Given exercise:
Retype the whole listing below, character for character.

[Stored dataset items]
--- Start ---

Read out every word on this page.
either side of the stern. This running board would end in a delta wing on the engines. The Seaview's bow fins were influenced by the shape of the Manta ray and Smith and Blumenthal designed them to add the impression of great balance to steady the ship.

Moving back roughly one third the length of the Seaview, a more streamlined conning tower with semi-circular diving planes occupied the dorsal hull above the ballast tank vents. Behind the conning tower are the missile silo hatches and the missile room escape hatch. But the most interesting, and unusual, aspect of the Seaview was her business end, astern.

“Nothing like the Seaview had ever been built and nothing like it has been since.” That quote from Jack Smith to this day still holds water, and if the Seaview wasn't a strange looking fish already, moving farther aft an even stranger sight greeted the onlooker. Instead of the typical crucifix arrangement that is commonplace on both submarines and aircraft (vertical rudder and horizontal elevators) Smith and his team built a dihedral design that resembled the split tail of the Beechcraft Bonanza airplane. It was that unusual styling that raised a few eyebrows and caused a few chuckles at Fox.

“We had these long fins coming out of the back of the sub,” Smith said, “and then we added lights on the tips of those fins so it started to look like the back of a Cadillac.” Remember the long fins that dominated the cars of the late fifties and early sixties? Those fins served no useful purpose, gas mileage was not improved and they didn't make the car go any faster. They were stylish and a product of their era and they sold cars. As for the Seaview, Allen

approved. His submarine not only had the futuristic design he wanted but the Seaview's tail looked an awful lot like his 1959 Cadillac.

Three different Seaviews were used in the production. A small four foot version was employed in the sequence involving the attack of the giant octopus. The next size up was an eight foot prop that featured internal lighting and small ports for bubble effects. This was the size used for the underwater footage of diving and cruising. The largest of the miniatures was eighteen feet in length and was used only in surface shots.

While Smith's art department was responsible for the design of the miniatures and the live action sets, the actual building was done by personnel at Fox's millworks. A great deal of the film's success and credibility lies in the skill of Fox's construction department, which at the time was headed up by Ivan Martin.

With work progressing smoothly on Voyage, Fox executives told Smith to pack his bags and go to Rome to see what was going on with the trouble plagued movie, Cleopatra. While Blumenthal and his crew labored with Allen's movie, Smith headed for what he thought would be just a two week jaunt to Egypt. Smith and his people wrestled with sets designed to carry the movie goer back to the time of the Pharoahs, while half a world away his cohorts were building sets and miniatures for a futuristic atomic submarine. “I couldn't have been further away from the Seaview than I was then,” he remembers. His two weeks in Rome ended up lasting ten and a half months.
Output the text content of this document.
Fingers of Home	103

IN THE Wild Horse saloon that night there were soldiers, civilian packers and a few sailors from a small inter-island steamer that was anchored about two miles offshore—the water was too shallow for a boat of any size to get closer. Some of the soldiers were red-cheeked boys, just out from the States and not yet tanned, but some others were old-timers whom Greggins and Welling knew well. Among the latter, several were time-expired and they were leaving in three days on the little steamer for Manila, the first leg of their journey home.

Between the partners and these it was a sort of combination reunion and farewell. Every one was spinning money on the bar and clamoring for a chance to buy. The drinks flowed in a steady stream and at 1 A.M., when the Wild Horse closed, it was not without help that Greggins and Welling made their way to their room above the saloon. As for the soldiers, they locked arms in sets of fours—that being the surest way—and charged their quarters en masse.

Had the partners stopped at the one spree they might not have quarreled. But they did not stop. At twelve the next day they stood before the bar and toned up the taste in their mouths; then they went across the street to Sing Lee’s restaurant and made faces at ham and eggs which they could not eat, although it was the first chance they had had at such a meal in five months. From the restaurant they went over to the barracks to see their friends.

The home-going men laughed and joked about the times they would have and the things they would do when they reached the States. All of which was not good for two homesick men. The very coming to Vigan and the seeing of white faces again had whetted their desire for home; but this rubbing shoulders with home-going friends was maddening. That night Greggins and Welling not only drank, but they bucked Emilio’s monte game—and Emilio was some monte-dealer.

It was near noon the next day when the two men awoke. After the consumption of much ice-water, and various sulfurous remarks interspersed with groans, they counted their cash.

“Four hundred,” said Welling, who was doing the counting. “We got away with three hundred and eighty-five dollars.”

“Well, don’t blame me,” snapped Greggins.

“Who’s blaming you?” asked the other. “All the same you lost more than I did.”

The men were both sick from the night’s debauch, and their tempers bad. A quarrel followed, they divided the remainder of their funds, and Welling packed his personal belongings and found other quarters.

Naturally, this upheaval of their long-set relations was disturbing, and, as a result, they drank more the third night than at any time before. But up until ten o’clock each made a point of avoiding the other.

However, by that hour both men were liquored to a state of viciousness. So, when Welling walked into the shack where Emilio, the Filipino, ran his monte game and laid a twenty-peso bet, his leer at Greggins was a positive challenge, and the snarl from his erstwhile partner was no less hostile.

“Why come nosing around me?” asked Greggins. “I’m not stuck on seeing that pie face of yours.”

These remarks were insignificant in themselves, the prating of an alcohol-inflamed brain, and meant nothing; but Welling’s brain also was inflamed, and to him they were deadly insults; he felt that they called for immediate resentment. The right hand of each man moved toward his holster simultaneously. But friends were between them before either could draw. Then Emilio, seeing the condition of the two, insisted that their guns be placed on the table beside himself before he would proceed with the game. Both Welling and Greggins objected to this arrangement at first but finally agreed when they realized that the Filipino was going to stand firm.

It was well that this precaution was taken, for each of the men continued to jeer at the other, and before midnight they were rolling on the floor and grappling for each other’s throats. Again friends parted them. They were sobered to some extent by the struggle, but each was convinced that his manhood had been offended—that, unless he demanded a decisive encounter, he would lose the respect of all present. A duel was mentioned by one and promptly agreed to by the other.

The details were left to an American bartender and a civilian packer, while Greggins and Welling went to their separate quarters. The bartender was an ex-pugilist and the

--- End ---

Written reply:
Read out every word on this page.
either side of the stern. This running board would end in a delta wing on the engines. The Seaview's bow fins were influenced by the shape of the Manta ray and Smith and Blumenthal designed them to add the impression of great balance to steady the ship.

Moving back roughly one third the length of the Seaview, a more streamlined conning tower with semi-circular diving planes occupied the dorsal hull above the ballast tank vents. Behind the conning tower are the missile silo hatches and the missile room escape hatch. But the most interesting, and unusual, aspect of the Seaview was her business end, astern.

“Nothing like the Seaview had ever been built and nothing like it has been since.” That quote from Jack Smith to this day still holds water, and if the Seaview wasn't a strange looking fish already, moving farther aft an even stranger sight greeted the onlooker. Instead of the typical crucifix arrangement that is commonplace on both submarines and aircraft (vertical rudder and horizontal elevators) Smith and his team built a dihedral design that resembled the split tail of the Beechcraft Bonanza airplane. It was that unusual styling that raised a few eyebrows and caused a few chuckles at Fox.

“We had these long fins coming out of the back of the sub,” Smith said, “and then we added lights on the tips of those fins so it started to look like the back of a Cadillac.” Remember the long fins that dominated the cars of the late fifties and early sixties? Those fins served no useful purpose, gas mileage was not improved and they didn't make the car go any faster. They were stylish and a product of their era and they sold cars. As for the Seaview, Allen

approved. His submarine not only had the futuristic design he wanted but the Seaview's tail looked an awful lot like his 1959 Cadillac.

Three different Seaviews were used in the production. A small four foot version was employed in the sequence involving the attack of the giant octopus. The next size up was an eight foot prop that featured internal lighting and small ports for bubble effects. This was the size used for the underwater footage of diving and cruising. The largest of the miniatures was eighteen feet in length and was used only in surface shots.

While Smith's art department was responsible for the design of the miniatures and the live action sets, the actual building was done by personnel at Fox's millworks. A great deal of the film's success and credibility lies in the skill of Fox's construction department, which at the time was headed up by Ivan Martin.

With work progressing smoothly on Voyage, Fox executives told Smith to pack his bags and go to Rome to see what was going on with the trouble plagued movie, Cleopatra. While Blumenthal and his crew labored with Allen's movie, Smith headed for what he thought would be just a two week jaunt to Egypt. Smith and his people wrestled with sets designed to carry the movie goer back to the time of the Pharoahs, while half a world away his cohorts were building sets and miniatures for a futuristic atomic submarine. “I couldn't have been further away from the Seaview than I was then,” he remembers. His two weeks in Rome ended up lasting ten and a half months.
Output the text content of this document.
Fingers of Home	103

IN THE Wild Horse saloon that night there were soldiers, civilian packers and a few sailors from a small inter-island steamer that was anchored about two miles offshore—the water was too shallow for a boat of any size to get closer. Some of the soldiers were red-cheeked boys, just out from the States and not yet tanned, but some others were old-timers whom Greggins and Welling knew well. Among the latter, several were time-expired and they were leaving in three days on the little steamer for Manila, the first leg of their journey home.

Between the partners and these it was a sort of combination reunion and farewell. Every one was spinning money on the bar and clamoring for a chance to buy. The drinks flowed in a steady stream and at 1 A.M., when the Wild Horse closed, it was not without help that Greggins and Welling made their way to their room above the saloon. As for the soldiers, they locked arms in sets of fours—that being the surest way—and charged their quarters en masse.

Had the partners stopped at the one spree they might not have quarreled. But they did not stop. At twelve the next day they stood before the bar and toned up the taste in their mouths; then they went across the street to Sing Lee’s restaurant and made faces at ham and eggs which they could not eat, although it was the first chance they had had at such a meal in five months. From the restaurant they went over to the barracks to see their friends.

The home-going men laughed and joked about the times they would have and the things they would do when they reached the States. All of which was not good for two homesick men. The very coming to Vigan and the seeing of white faces again had whetted their desire for home; but this rubbing shoulders with home-going friends was maddening. That night Greggins and Welling not only drank, but they bucked Emilio’s monte game—and Emilio was some monte-dealer.

It was near noon the next day when the two men awoke. After the consumption of much ice-water, and various sulfurous remarks interspersed with groans, they counted their cash.

“Four hundred,” said Welling, who was doing the counting. “We got away with three hundred and eighty-five dollars.”

“Well, don’t blame me,” snapped Greggins.

“Who’s blaming you?” asked the other. “All the same you lost more than I did.”

The men were both sick from the night’s debauch, and their tempers bad. A quarrel followed, they divided the remainder of their funds, and Welling packed his personal belongings and found other quarters.

Naturally, this upheaval of their long-set relations was disturbing, and, as a result, they drank more the third night than at any time before. But up until ten o’clock each made a point of avoiding the other.

However, by that hour both men were liquored to a state of viciousness. So, when Welling walked into the shack where Emilio, the Filipino, ran his monte game and laid a twenty-peso bet, his leer at Greggins was a positive challenge, and the snarl from his erstwhile partner was no less hostile.

“Why come nosing around me?” asked Greggins. “I’m not stuck on seeing that pie face of yours.”

These remarks were insignificant in themselves, the prating of an alcohol-inflamed brain, and meant nothing; but Welling’s brain also was inflamed, and to him they were deadly insults; he felt that they called for immediate resentment. The right hand of each man moved toward his holster simultaneously. But friends were between them before either could draw. Then Emilio, seeing the condition of the two, insisted that their guns be placed on the table beside himself before he would proceed with the game. Both Welling and Greggins objected to this arrangement at first but finally agreed when they realized that the Filipino was going to stand firm.

It was well that this precaution was taken, for each of the men continued to jeer at the other, and before midnight they were rolling on the floor and grappling for each other’s throats. Again friends parted them. They were sobered to some extent by the struggle, but each was convinced that his manhood had been offended—that, unless he demanded a decisive encounter, he would lose the respect of all present. A duel was mentioned by one and promptly agreed to by the other.

The details were left to an American bartender and a civilian packer, while Greggins and Welling went to their separate quarters. The bartender was an ex-pugilist and the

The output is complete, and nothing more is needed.